[Some records]
============================================================

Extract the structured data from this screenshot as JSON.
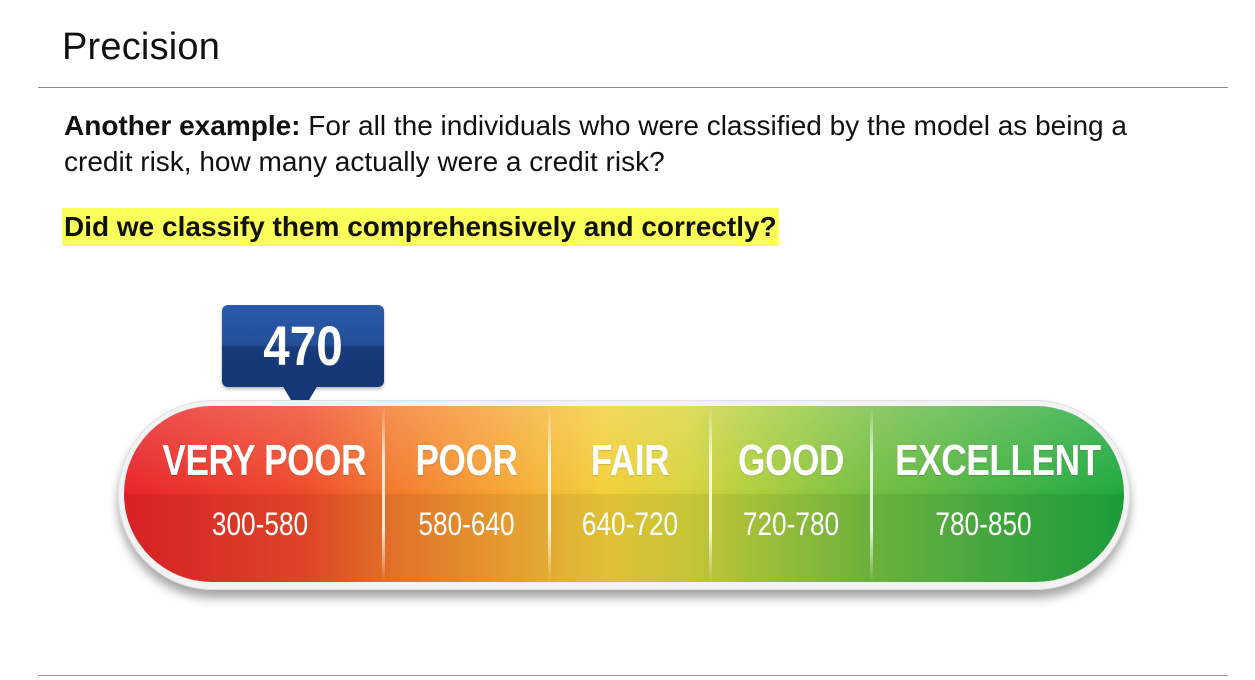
{
  "slide": {
    "title": "Precision",
    "body_lead": "Another example:",
    "body_text": " For all the individuals who were classified by the model as being a credit risk, how many actually were a credit risk?",
    "highlight": "Did we classify them comprehensively and correctly?"
  },
  "credit_gauge": {
    "score": "470",
    "segments": [
      {
        "label": "VERY POOR",
        "range": "300-580"
      },
      {
        "label": "POOR",
        "range": "580-640"
      },
      {
        "label": "FAIR",
        "range": "640-720"
      },
      {
        "label": "GOOD",
        "range": "720-780"
      },
      {
        "label": "EXCELLENT",
        "range": "780-850"
      }
    ],
    "colors": {
      "very_poor": "#e8232a",
      "poor": "#f37a2c",
      "fair": "#f2cf39",
      "good": "#77bf42",
      "excellent": "#1ea83f",
      "marker": "#1f4a8f",
      "highlight": "#fbff5a"
    }
  }
}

============================================================

* [EXERCISE PROMPT]: Your task is to return the entries above exactly, with no pictures.

* [SOLUTION TO THIS TASK]:
Extract the structured data from this screenshot as JSON.
{
  "slide": {
    "title": "Precision",
    "body_lead": "Another example:",
    "body_text": " For all the individuals who were classified by the model as being a credit risk, how many actually were a credit risk?",
    "highlight": "Did we classify them comprehensively and correctly?"
  },
  "credit_gauge": {
    "score": "470",
    "segments": [
      {
        "label": "VERY POOR",
        "range": "300-580"
      },
      {
        "label": "POOR",
        "range": "580-640"
      },
      {
        "label": "FAIR",
        "range": "640-720"
      },
      {
        "label": "GOOD",
        "range": "720-780"
      },
      {
        "label": "EXCELLENT",
        "range": "780-850"
      }
    ],
    "colors": {
      "very_poor": "#e8232a",
      "poor": "#f37a2c",
      "fair": "#f2cf39",
      "good": "#77bf42",
      "excellent": "#1ea83f",
      "marker": "#1f4a8f",
      "highlight": "#fbff5a"
    }
  }
}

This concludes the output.